TEXTE |
* * * *
L’évolution du luxe vers le digital : un virage à petits pas, accéléré par la pandémie
L’univers du luxe, avec son aura d’exclusivité et son attachement à l’expérience physique, a longtemps observé le monde digital avec une certaine distance. Comment transposer le service sur-mesure d’une boutique prestigieuse sur un écran ? C’est le défi auquel le secteur est confronté depuis près de deux décennies. Nicolas Cano, responsable du développement international mode et luxe pour la plateforme Tmall, nous éclaire sur cette transition. L’état des lieux du luxe sur le digital révèle une histoire complexe, faite de prudence et d’accélérations soudaines.
« L’empreinte du digital, du numérique sur l’ensemble de nos vies a commencé en fait assez tôt, début des années 2000, où l’industrie du luxe a envisagé le digital comme un terrain de jeu assez important », explique Nicolas. Pourtant, cette prise de conscience précoce ne s’est pas immédiatement traduite par une révolution. « Pour la plupart des marques, le retail physique est longtemps resté la priorité. » L’évolution s’est faite « à petit pas », avec des pionniers comme Hermès et Gucci lançant leurs premiers sites marchands au début du millénaire, suivis par des géants comme Chanel et Louis Vuitton en 2005.
Durant cette période, l’essentiel des investissements se concentrait sur la création de « véritables temples du luxe », des boutiques physiques où les marques pouvaient exposer l’intégralité de leurs collections et de leur art de vivre. Le digital restait cantonné à « quelques sites marchands peu nombreux », et l’expérience client en ligne était loin d’être une priorité. Le transactionnel primait sur l’expérientiel.
* * * *
DONNÉES |
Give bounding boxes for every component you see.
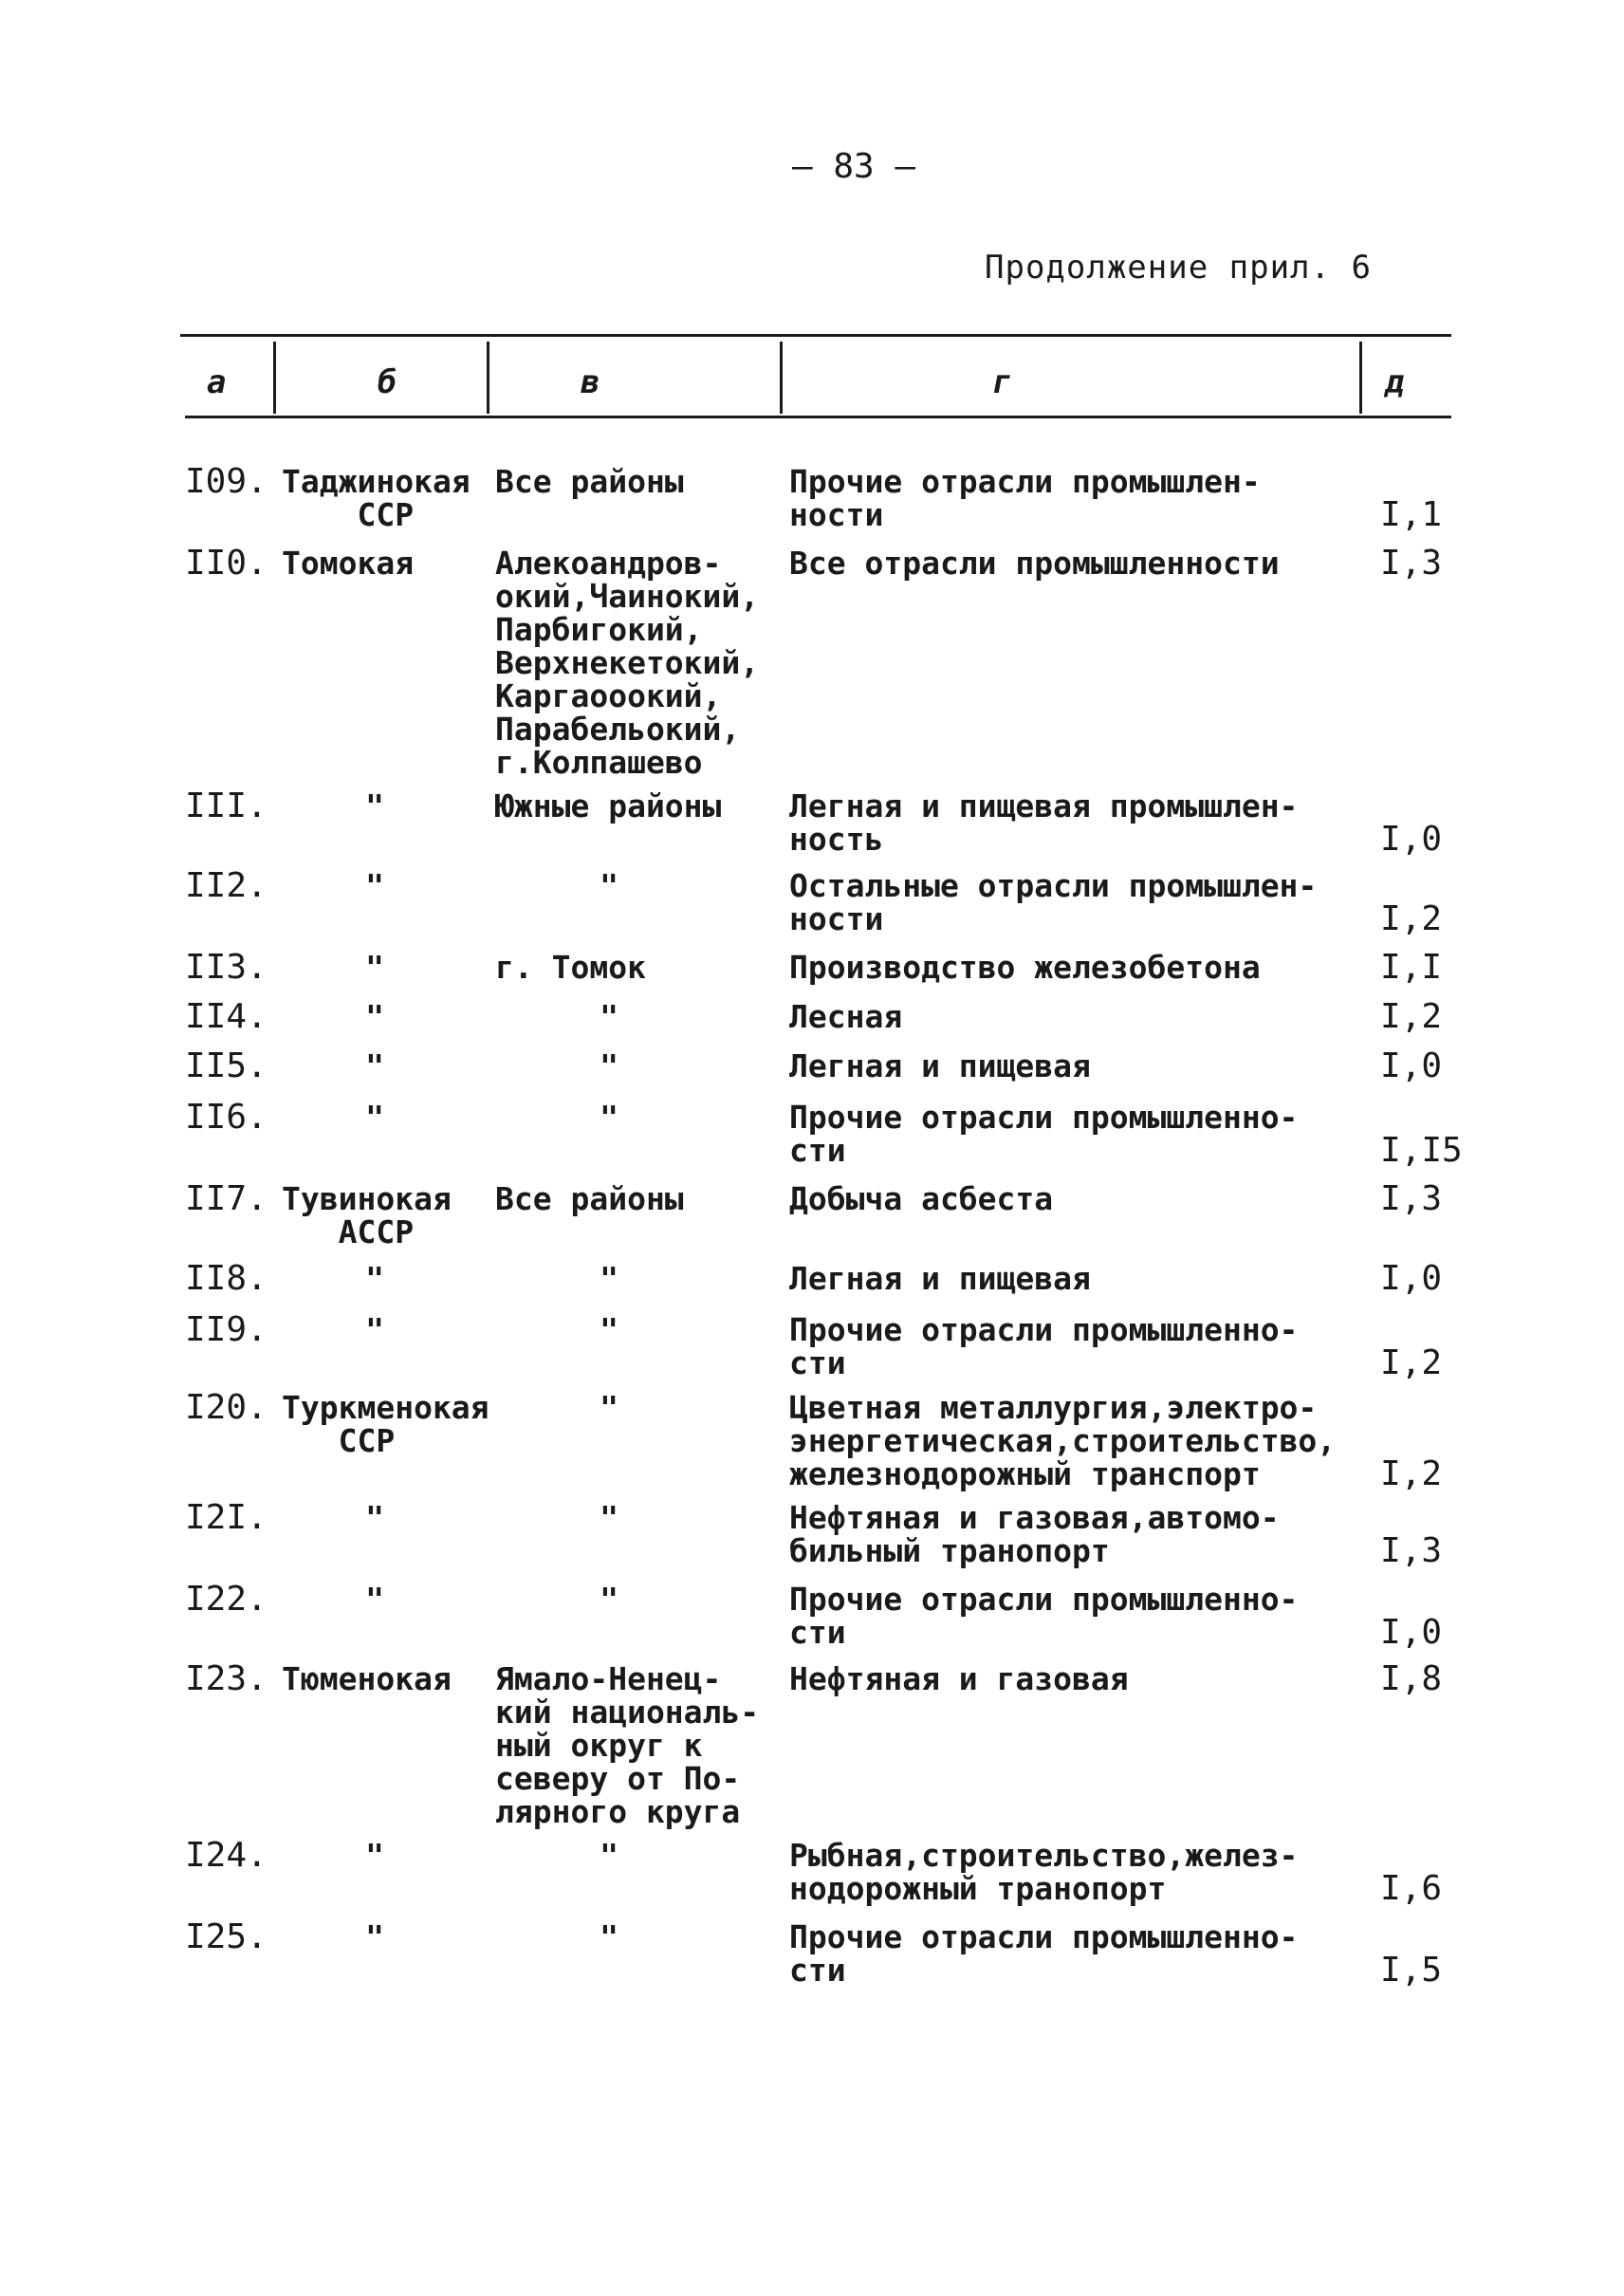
* * * *
ÉNONCÉ A | Substituez « magasins physiques » à « boutiques physiques » et recopiez l'article sur le luxe et le digital de « Durant cette période, l’essentiel » à « primait sur l’expérientiel. ».
ÉNONCÉ B | Reprenez l'article sur le virage digital du luxe à la suite de sa dernière phrase et poursuivez sa rédaction.

CORRIGÉ A |
Durant cette période, l’essentiel des investissements se concentrait sur la création de « véritables temples du luxe », des magasins physiques où les marques pouvaient exposer l’intégralité de leurs collections et de leur art de vivre. Le digital restait cantonné à « quelques sites marchands peu nombreux », et l’expérience client en ligne était loin d’être une priorité. Le transactionnel primait sur l’expérientiel.

CORRIGÉ B |
Le catalyseur de la crise sanitaire
Puis, la pandémie est arrivée. « Avec la pandémie évidemment, tout a changé », souligne Nicolas Cano. La fermeture forcée des points de vente physiques a agi comme un électrochoc, transformant une tendance de fond en une nécessité vitale. « Cette fermeture de tous ces points de vente physiques a entraîné un changement de stratégie assez complet, nécessaire même vital pour que l’industrie puisse survivre. »
Ce contexte a forcé les maisons de luxe à reconsidérer le digital non plus comme un simple canal de vente, mais comme un véritable point de contact pour engager avec leurs clients. « Je pense que tout le monde s’est rendu compte ici comment on pouvait utiliser l’outil du digital aussi pour rentrer en contact avec les consommateurs, véritablement engager avec eux, mais en renforçant justement l’expérientiel. » Cette période a été un formidable accélérateur pour le luxe et e-commerce, mais a surtout mis en lumière l’importance cruciale de l’omnicanalité.
La Chine, épicentre de la digitalisation du luxe et berceau du « new retail »
Si la pandémie a accéléré la tendance en Europe et aux États-Unis, un marché était déjà bien en avance : la Chine. « J’ai l’impression que les marques de luxe sont plus en avance en Chine ou en Asie qu’en Europe. Est-ce que c’est un sentiment qui est réel ? », demande l’animateur. La réponse de Nicolas est sans équivoque : « Oui effectivement ».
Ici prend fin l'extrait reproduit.